---- Data to use

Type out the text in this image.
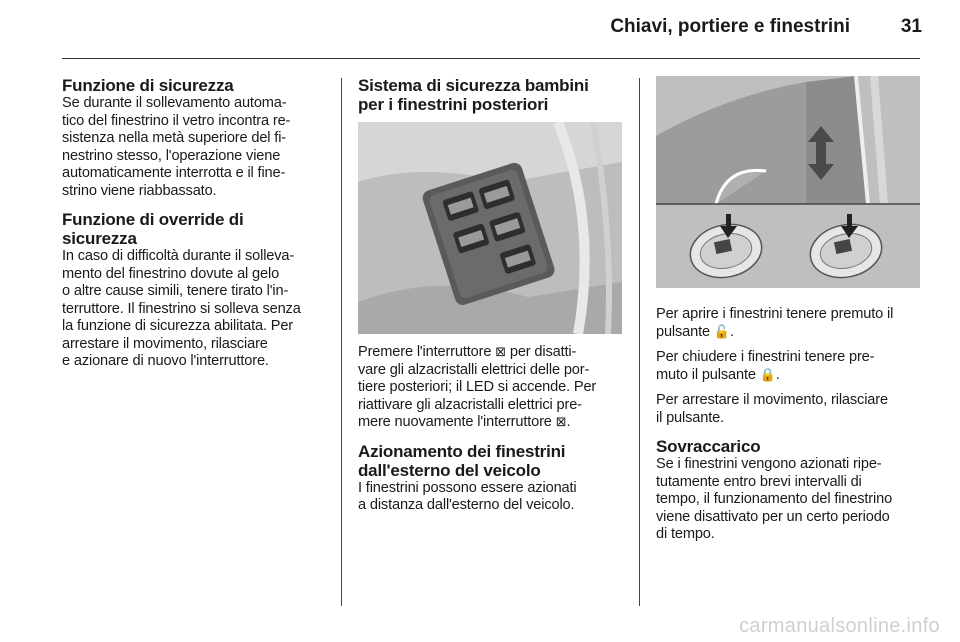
Chiavi, portiere e finestrini	31
Funzione di sicurezza

Se durante il sollevamento automa-
tico del finestrino il vetro incontra re-
sistenza nella metà superiore del fi-
nestrino stesso, l'operazione viene
automaticamente interrotta e il fine-
strino viene riabbassato.

Funzione di override di
sicurezza

In caso di difficoltà durante il solleva-
mento del finestrino dovute al gelo
o altre cause simili, tenere tirato l'in-
terruttore. Il finestrino si solleva senza
la funzione di sicurezza abilitata. Per
arrestare il movimento, rilasciare
e azionare di nuovo l'interruttore.

Sistema di sicurezza bambini
per i finestrini posteriori

Premere l'interruttore ⊠ per disatti-
vare gli alzacristalli elettrici delle por-
tiere posteriori; il LED si accende. Per
riattivare gli alzacristalli elettrici pre-
mere nuovamente l'interruttore ⊠.

Azionamento dei finestrini
dall'esterno del veicolo

I finestrini possono essere azionati
a distanza dall'esterno del veicolo.

Per aprire i finestrini tenere premuto il
pulsante 🔓.

Per chiudere i finestrini tenere pre-
muto il pulsante 🔒.

Per arrestare il movimento, rilasciare
il pulsante.

Sovraccarico

Se i finestrini vengono azionati ripe-
tutamente entro brevi intervalli di
tempo, il funzionamento del finestrino
viene disattivato per un certo periodo
di tempo.

carmanualsonline.info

--------

_What is expected:_ Pictures excluded, quote all the data above exactly.

_Reply:_
Type out the text in this image.
Chiavi, portiere e finestrini	31
Funzione di sicurezza

Se durante il sollevamento automa-
tico del finestrino il vetro incontra re-
sistenza nella metà superiore del fi-
nestrino stesso, l'operazione viene
automaticamente interrotta e il fine-
strino viene riabbassato.

Funzione di override di
sicurezza

In caso di difficoltà durante il solleva-
mento del finestrino dovute al gelo
o altre cause simili, tenere tirato l'in-
terruttore. Il finestrino si solleva senza
la funzione di sicurezza abilitata. Per
arrestare il movimento, rilasciare
e azionare di nuovo l'interruttore.

Sistema di sicurezza bambini
per i finestrini posteriori

Premere l'interruttore ⊠ per disatti-
vare gli alzacristalli elettrici delle por-
tiere posteriori; il LED si accende. Per
riattivare gli alzacristalli elettrici pre-
mere nuovamente l'interruttore ⊠.

Azionamento dei finestrini
dall'esterno del veicolo

I finestrini possono essere azionati
a distanza dall'esterno del veicolo.

Per aprire i finestrini tenere premuto il
pulsante 🔓.

Per chiudere i finestrini tenere pre-
muto il pulsante 🔒.

Per arrestare il movimento, rilasciare
il pulsante.

Sovraccarico

Se i finestrini vengono azionati ripe-
tutamente entro brevi intervalli di
tempo, il funzionamento del finestrino
viene disattivato per un certo periodo
di tempo.

carmanualsonline.info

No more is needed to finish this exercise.